Task data:
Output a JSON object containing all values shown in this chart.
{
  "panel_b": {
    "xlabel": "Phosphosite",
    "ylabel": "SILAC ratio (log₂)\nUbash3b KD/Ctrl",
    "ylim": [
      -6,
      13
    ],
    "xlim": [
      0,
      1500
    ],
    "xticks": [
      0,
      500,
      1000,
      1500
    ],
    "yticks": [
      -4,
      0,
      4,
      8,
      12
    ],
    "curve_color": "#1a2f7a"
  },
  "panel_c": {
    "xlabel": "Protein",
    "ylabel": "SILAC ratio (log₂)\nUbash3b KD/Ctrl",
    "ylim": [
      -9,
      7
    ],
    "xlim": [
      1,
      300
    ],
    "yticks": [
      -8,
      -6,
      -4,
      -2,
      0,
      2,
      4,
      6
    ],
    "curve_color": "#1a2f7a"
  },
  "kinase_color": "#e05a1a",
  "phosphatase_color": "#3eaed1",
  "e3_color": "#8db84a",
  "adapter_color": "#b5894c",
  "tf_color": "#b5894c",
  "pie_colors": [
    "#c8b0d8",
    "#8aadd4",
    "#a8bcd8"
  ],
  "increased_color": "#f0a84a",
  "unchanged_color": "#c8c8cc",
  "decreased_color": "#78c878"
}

Try it: Once you have read the material, set it down again word for word.

Response to the exercise:
Output a JSON object containing all values shown in this chart.
{
  "panel_b": {
    "xlabel": "Phosphosite",
    "ylabel": "SILAC ratio (log₂)\nUbash3b KD/Ctrl",
    "ylim": [
      -6,
      13
    ],
    "xlim": [
      0,
      1500
    ],
    "xticks": [
      0,
      500,
      1000,
      1500
    ],
    "yticks": [
      -4,
      0,
      4,
      8,
      12
    ],
    "curve_color": "#1a2f7a"
  },
  "panel_c": {
    "xlabel": "Protein",
    "ylabel": "SILAC ratio (log₂)\nUbash3b KD/Ctrl",
    "ylim": [
      -9,
      7
    ],
    "xlim": [
      1,
      300
    ],
    "yticks": [
      -8,
      -6,
      -4,
      -2,
      0,
      2,
      4,
      6
    ],
    "curve_color": "#1a2f7a"
  },
  "kinase_color": "#e05a1a",
  "phosphatase_color": "#3eaed1",
  "e3_color": "#8db84a",
  "adapter_color": "#b5894c",
  "tf_color": "#b5894c",
  "pie_colors": [
    "#c8b0d8",
    "#8aadd4",
    "#a8bcd8"
  ],
  "increased_color": "#f0a84a",
  "unchanged_color": "#c8c8cc",
  "decreased_color": "#78c878"
}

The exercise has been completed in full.